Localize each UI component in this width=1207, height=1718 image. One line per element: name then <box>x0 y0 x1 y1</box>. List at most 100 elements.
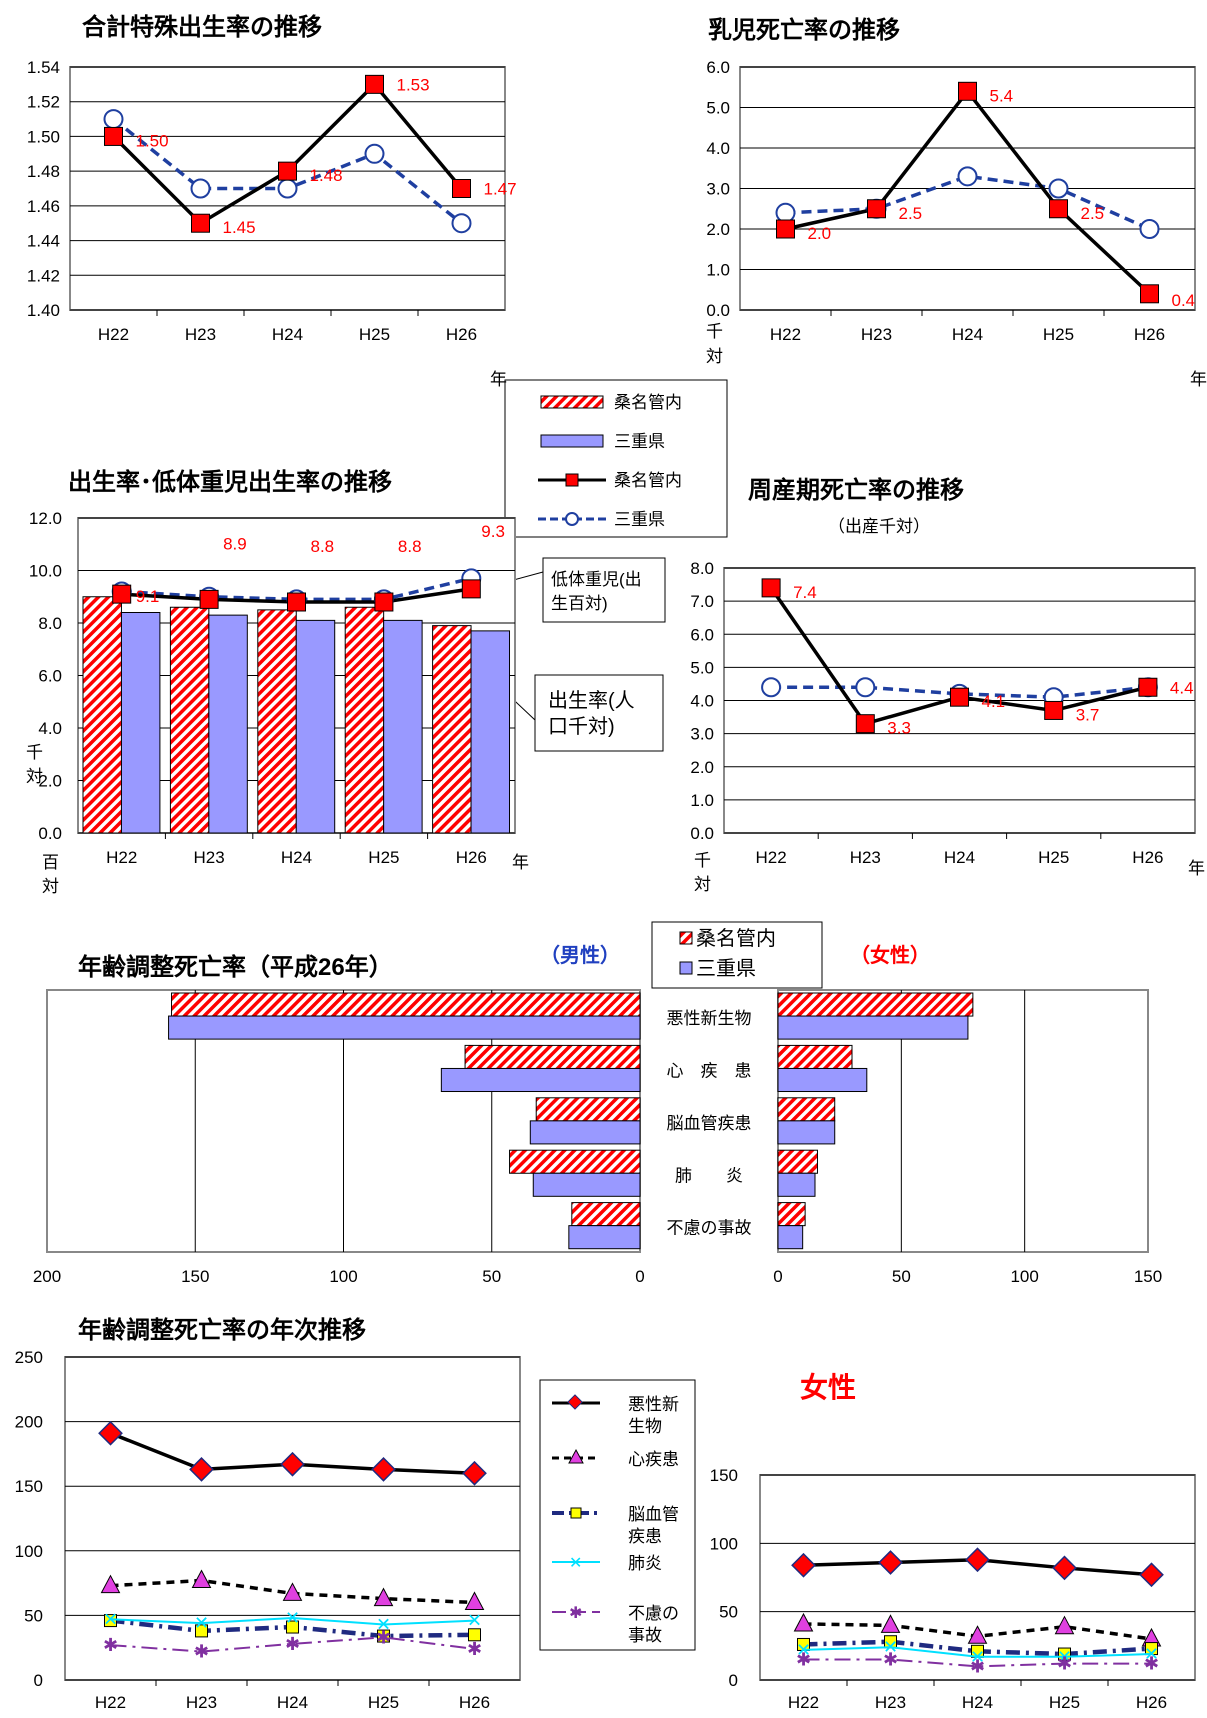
x-tick-perinatal: H24 <box>944 848 975 867</box>
data-label-tfr-0: 1.50 <box>136 131 169 150</box>
x-tick-trend-female: H23 <box>875 1693 906 1712</box>
x-tick-age-female: 100 <box>1010 1267 1038 1286</box>
point-trend-male-4-1: ✱ <box>194 1642 209 1662</box>
bar-local-male-1 <box>464 1044 641 1069</box>
legend-trend-1: 心疾患 <box>628 1450 679 1469</box>
legend-trend-0: 悪性新生物 <box>628 1395 679 1436</box>
point-local-birth-0 <box>112 584 132 604</box>
legend-top-local-line: 桑名管内 <box>614 471 682 490</box>
point-trend-female-0-0 <box>791 1552 816 1578</box>
panel-label-female-trend: 女性 <box>800 1371 856 1403</box>
point-trend-male-3-0: ✕ <box>103 1609 118 1629</box>
bar-local-male-4 <box>571 1202 641 1227</box>
y-axis-label-birth-3: 百 <box>42 853 59 872</box>
x-tick-tfr: H25 <box>359 325 390 344</box>
bar-local-birth-1 <box>169 606 210 834</box>
bar-local-female-1 <box>777 1044 853 1069</box>
bar-pref-female-4 <box>777 1225 804 1250</box>
category-label-age-0: 悪性新生物 <box>667 1009 752 1028</box>
y-tick-tfr: 1.52 <box>27 93 60 112</box>
bar-pref-birth-2 <box>295 619 336 834</box>
x-tick-trend-male: H25 <box>368 1693 399 1712</box>
legend-trend-3: 肺炎 <box>628 1554 662 1573</box>
point-pref-perinatal-1 <box>855 677 876 698</box>
x-tick-age-male: 0 <box>635 1267 644 1286</box>
x-tick-infant: H26 <box>1134 325 1165 344</box>
point-local-tfr-3 <box>365 74 384 94</box>
series-line-pref-infant <box>785 174 1151 231</box>
data-label-infant-2: 5.4 <box>990 86 1014 105</box>
category-label-age-4: 不慮の事故 <box>667 1219 752 1238</box>
data-label-perinatal-0: 7.4 <box>793 583 817 602</box>
y-tick-trend-male: 150 <box>15 1477 43 1496</box>
point-local-perinatal-3 <box>1044 700 1064 720</box>
data-label-birth-2: 8.8 <box>311 537 335 556</box>
x-tick-infant: H24 <box>952 325 983 344</box>
bar-local-male-0 <box>171 992 641 1017</box>
point-trend-female-3-0: ✕ <box>796 1640 811 1660</box>
y-axis-label-perinatal-1: 千 <box>694 851 711 870</box>
x-tick-birth: H23 <box>194 848 225 867</box>
point-trend-female-4-0: ✱ <box>796 1650 811 1670</box>
data-label-birth-1: 8.9 <box>223 534 247 553</box>
y-tick-trend-female: 0 <box>729 1671 738 1690</box>
x-tick-perinatal: H22 <box>756 848 787 867</box>
x-tick-age-male: 100 <box>329 1267 357 1286</box>
x-axis-label-perinatal: 年 <box>1188 859 1205 878</box>
point-local-tfr-4 <box>452 179 471 198</box>
y-tick-infant: 5.0 <box>706 99 730 118</box>
data-label-perinatal-2: 4.1 <box>982 692 1006 711</box>
y-tick-birth: 8.0 <box>38 614 62 633</box>
legend-top-local-bar: 桑名管内 <box>614 393 682 412</box>
point-trend-male-1-3 <box>373 1587 394 1607</box>
point-trend-female-0-2 <box>965 1547 990 1573</box>
point-trend-male-1-2 <box>282 1582 303 1601</box>
legend-top-pref-bar: 三重県 <box>614 432 665 451</box>
chart-title-trend: 年齢調整死亡率の年次推移 <box>78 1316 366 1344</box>
bar-pref-male-4 <box>568 1225 641 1250</box>
y-tick-tfr: 1.46 <box>27 197 60 216</box>
y-tick-tfr: 1.50 <box>27 127 60 146</box>
bar-local-male-2 <box>535 1097 641 1122</box>
data-label-birth-4: 9.3 <box>481 522 505 541</box>
bar-local-birth-0 <box>82 596 122 834</box>
x-axis-label-tfr: 年 <box>490 370 507 389</box>
y-tick-tfr: 1.48 <box>27 162 60 181</box>
point-trend-female-3-3: ✕ <box>1057 1647 1072 1667</box>
x-tick-trend-female: H22 <box>788 1693 819 1712</box>
y-tick-birth: 6.0 <box>38 667 62 686</box>
svg-text:✱: ✱ <box>569 1605 582 1622</box>
callout-birth-rate: 出生率(人口千対) <box>481 669 664 752</box>
point-trend-male-1-4 <box>464 1591 485 1610</box>
chart-title-perinatal: 周産期死亡率の推移 <box>748 476 964 504</box>
point-trend-female-2-0 <box>797 1637 810 1651</box>
category-label-age-1: 心 疾 患 <box>667 1061 752 1080</box>
legend-trend: 悪性新生物 心疾患 脳血管疾患 ✕ 肺炎 ✱ 不慮の事故 <box>539 1379 696 1651</box>
point-local-tfr-1 <box>191 213 210 233</box>
x-tick-trend-female: H26 <box>1136 1693 1167 1712</box>
point-pref-perinatal-0 <box>761 677 782 698</box>
point-trend-female-3-1: ✕ <box>883 1637 898 1657</box>
x-tick-age-female: 150 <box>1134 1267 1162 1286</box>
data-label-infant-1: 2.5 <box>899 204 923 223</box>
data-label-birth-0: 9.1 <box>136 587 160 606</box>
point-trend-male-4-2: ✱ <box>285 1634 300 1654</box>
y-tick-tfr: 1.54 <box>27 58 60 77</box>
point-pref-tfr-1 <box>190 178 211 199</box>
point-local-perinatal-0 <box>761 578 781 598</box>
y-tick-tfr: 1.44 <box>27 232 60 251</box>
svg-text:出生率(人口千対): 出生率(人口千対) <box>548 689 635 738</box>
point-trend-male-2-0 <box>104 1614 117 1628</box>
series-line-trend-female-3 <box>803 1646 1152 1658</box>
bar-local-female-3 <box>777 1149 818 1174</box>
point-pref-tfr-4 <box>451 213 472 234</box>
y-tick-perinatal: 3.0 <box>690 725 714 744</box>
y-tick-infant: 1.0 <box>706 261 730 280</box>
point-pref-tfr-3 <box>364 143 385 164</box>
data-label-perinatal-3: 3.7 <box>1076 705 1100 724</box>
x-tick-age-female: 0 <box>773 1267 782 1286</box>
y-tick-birth: 10.0 <box>29 562 62 581</box>
point-local-birth-3 <box>374 592 394 612</box>
point-local-infant-2 <box>958 81 977 101</box>
y-tick-tfr: 1.42 <box>27 266 60 285</box>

AIM – Copy the data above line for line, leaving out the picture.

ANSWER TO THE EXERCISE –
Localize each UI component in this width=1207, height=1718 image. One line per element: name then <box>x0 y0 x1 y1</box>. List at most 100 elements.
x-tick-perinatal: H24 <box>944 848 975 867</box>
data-label-tfr-0: 1.50 <box>136 131 169 150</box>
x-tick-trend-female: H23 <box>875 1693 906 1712</box>
x-tick-age-female: 100 <box>1010 1267 1038 1286</box>
point-trend-male-4-1: ✱ <box>194 1642 209 1662</box>
bar-local-male-1 <box>464 1044 641 1069</box>
legend-trend-1: 心疾患 <box>628 1450 679 1469</box>
legend-trend-0: 悪性新生物 <box>628 1395 679 1436</box>
point-local-birth-0 <box>112 584 132 604</box>
legend-top-local-line: 桑名管内 <box>614 471 682 490</box>
point-trend-female-0-0 <box>791 1552 816 1578</box>
panel-label-female-trend: 女性 <box>800 1371 856 1403</box>
point-trend-male-3-0: ✕ <box>103 1609 118 1629</box>
bar-local-male-4 <box>571 1202 641 1227</box>
y-axis-label-birth-3: 百 <box>42 853 59 872</box>
x-tick-tfr: H25 <box>359 325 390 344</box>
bar-local-birth-1 <box>169 606 210 834</box>
bar-local-female-1 <box>777 1044 853 1069</box>
bar-pref-female-4 <box>777 1225 804 1250</box>
category-label-age-0: 悪性新生物 <box>667 1009 752 1028</box>
y-tick-tfr: 1.52 <box>27 93 60 112</box>
bar-pref-birth-2 <box>295 619 336 834</box>
x-tick-trend-male: H25 <box>368 1693 399 1712</box>
legend-trend-3: 肺炎 <box>628 1554 662 1573</box>
point-pref-perinatal-1 <box>855 677 876 698</box>
x-tick-age-male: 0 <box>635 1267 644 1286</box>
x-tick-infant: H26 <box>1134 325 1165 344</box>
point-local-tfr-3 <box>365 74 384 94</box>
series-line-pref-infant <box>785 174 1151 231</box>
data-label-infant-2: 5.4 <box>990 86 1014 105</box>
category-label-age-4: 不慮の事故 <box>667 1219 752 1238</box>
data-label-perinatal-0: 7.4 <box>793 583 817 602</box>
y-tick-trend-male: 150 <box>15 1477 43 1496</box>
point-local-perinatal-3 <box>1044 700 1064 720</box>
data-label-birth-2: 8.8 <box>311 537 335 556</box>
x-tick-infant: H24 <box>952 325 983 344</box>
bar-local-male-0 <box>171 992 641 1017</box>
point-trend-female-3-0: ✕ <box>796 1640 811 1660</box>
y-axis-label-perinatal-1: 千 <box>694 851 711 870</box>
x-tick-birth: H23 <box>194 848 225 867</box>
point-trend-female-4-0: ✱ <box>796 1650 811 1670</box>
data-label-birth-1: 8.9 <box>223 534 247 553</box>
y-tick-trend-female: 0 <box>729 1671 738 1690</box>
x-tick-perinatal: H22 <box>756 848 787 867</box>
x-tick-age-male: 100 <box>329 1267 357 1286</box>
x-axis-label-perinatal: 年 <box>1188 859 1205 878</box>
point-local-tfr-4 <box>452 179 471 198</box>
y-tick-infant: 5.0 <box>706 99 730 118</box>
data-label-perinatal-2: 4.1 <box>982 692 1006 711</box>
y-tick-birth: 8.0 <box>38 614 62 633</box>
legend-top-local-bar: 桑名管内 <box>614 393 682 412</box>
point-trend-male-1-3 <box>373 1587 394 1607</box>
point-trend-female-0-2 <box>965 1547 990 1573</box>
point-trend-male-1-2 <box>282 1582 303 1601</box>
legend-top-pref-bar: 三重県 <box>614 432 665 451</box>
chart-title-trend: 年齢調整死亡率の年次推移 <box>78 1316 366 1344</box>
bar-pref-male-4 <box>568 1225 641 1250</box>
y-tick-tfr: 1.46 <box>27 197 60 216</box>
y-tick-tfr: 1.50 <box>27 127 60 146</box>
bar-local-male-2 <box>535 1097 641 1122</box>
data-label-birth-4: 9.3 <box>481 522 505 541</box>
bar-local-birth-0 <box>82 596 122 834</box>
x-axis-label-tfr: 年 <box>490 370 507 389</box>
y-tick-tfr: 1.48 <box>27 162 60 181</box>
point-trend-female-3-3: ✕ <box>1057 1647 1072 1667</box>
x-tick-trend-female: H22 <box>788 1693 819 1712</box>
y-tick-birth: 6.0 <box>38 667 62 686</box>
svg-text:✱: ✱ <box>569 1605 582 1622</box>
callout-birth-rate: 出生率(人口千対) <box>481 669 664 752</box>
point-trend-male-1-4 <box>464 1591 485 1610</box>
chart-title-perinatal: 周産期死亡率の推移 <box>748 476 964 504</box>
point-trend-female-2-0 <box>797 1637 810 1651</box>
category-label-age-1: 心 疾 患 <box>667 1061 752 1080</box>
legend-trend: 悪性新生物 心疾患 脳血管疾患 ✕ 肺炎 ✱ 不慮の事故 <box>539 1379 696 1651</box>
point-local-tfr-1 <box>191 213 210 233</box>
x-tick-trend-female: H26 <box>1136 1693 1167 1712</box>
point-pref-perinatal-0 <box>761 677 782 698</box>
point-trend-female-3-1: ✕ <box>883 1637 898 1657</box>
x-tick-age-female: 150 <box>1134 1267 1162 1286</box>
data-label-infant-1: 2.5 <box>899 204 923 223</box>
data-label-birth-0: 9.1 <box>136 587 160 606</box>
point-trend-male-4-2: ✱ <box>285 1634 300 1654</box>
y-tick-tfr: 1.54 <box>27 58 60 77</box>
point-pref-tfr-1 <box>190 178 211 199</box>
point-local-perinatal-0 <box>761 578 781 598</box>
y-tick-tfr: 1.44 <box>27 232 60 251</box>
svg-text:出生率(人口千対): 出生率(人口千対) <box>548 689 635 738</box>
point-trend-male-2-0 <box>104 1614 117 1628</box>
series-line-trend-female-3 <box>803 1646 1152 1658</box>
bar-local-female-3 <box>777 1149 818 1174</box>
point-pref-tfr-4 <box>451 213 472 234</box>
y-tick-perinatal: 3.0 <box>690 725 714 744</box>
y-tick-infant: 1.0 <box>706 261 730 280</box>
point-pref-tfr-3 <box>364 143 385 164</box>
data-label-perinatal-3: 3.7 <box>1076 705 1100 724</box>
x-tick-age-female: 0 <box>773 1267 782 1286</box>
y-tick-birth: 10.0 <box>29 562 62 581</box>
point-local-birth-3 <box>374 592 394 612</box>
point-local-infant-2 <box>958 81 977 101</box>
y-tick-tfr: 1.42 <box>27 266 60 285</box>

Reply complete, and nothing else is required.